start Entries supplied

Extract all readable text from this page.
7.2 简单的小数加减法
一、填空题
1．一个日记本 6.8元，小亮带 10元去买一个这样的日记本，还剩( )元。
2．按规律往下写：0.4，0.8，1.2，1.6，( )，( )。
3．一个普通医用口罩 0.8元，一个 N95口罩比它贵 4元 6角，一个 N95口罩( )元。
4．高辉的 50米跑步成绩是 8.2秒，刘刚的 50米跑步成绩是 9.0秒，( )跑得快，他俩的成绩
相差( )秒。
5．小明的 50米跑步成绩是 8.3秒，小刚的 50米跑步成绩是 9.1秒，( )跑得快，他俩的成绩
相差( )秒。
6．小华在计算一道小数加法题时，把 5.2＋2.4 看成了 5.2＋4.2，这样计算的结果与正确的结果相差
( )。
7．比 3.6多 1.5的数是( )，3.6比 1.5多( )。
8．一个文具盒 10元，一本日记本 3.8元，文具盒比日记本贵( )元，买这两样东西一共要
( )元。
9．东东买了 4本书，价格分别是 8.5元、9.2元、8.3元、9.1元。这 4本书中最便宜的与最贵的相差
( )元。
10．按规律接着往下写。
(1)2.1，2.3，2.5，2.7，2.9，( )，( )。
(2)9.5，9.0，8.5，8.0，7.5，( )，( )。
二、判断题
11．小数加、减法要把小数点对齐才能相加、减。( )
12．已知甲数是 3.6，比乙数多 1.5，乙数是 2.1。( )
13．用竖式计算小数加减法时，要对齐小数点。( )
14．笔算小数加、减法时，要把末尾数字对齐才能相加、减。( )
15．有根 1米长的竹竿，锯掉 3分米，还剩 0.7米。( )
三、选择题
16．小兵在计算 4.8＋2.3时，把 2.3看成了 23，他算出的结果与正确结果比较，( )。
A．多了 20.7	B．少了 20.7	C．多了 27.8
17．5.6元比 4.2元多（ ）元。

end Entries supplied

§ What is being asked: From the entries above, copy out every line where the string "他俩的成绩" appears.

§ Result below:
4．高辉的 50米跑步成绩是 8.2秒，刘刚的 50米跑步成绩是 9.0秒，( )跑得快，他俩的成绩
5．小明的 50米跑步成绩是 8.3秒，小刚的 50米跑步成绩是 9.1秒，( )跑得快，他俩的成绩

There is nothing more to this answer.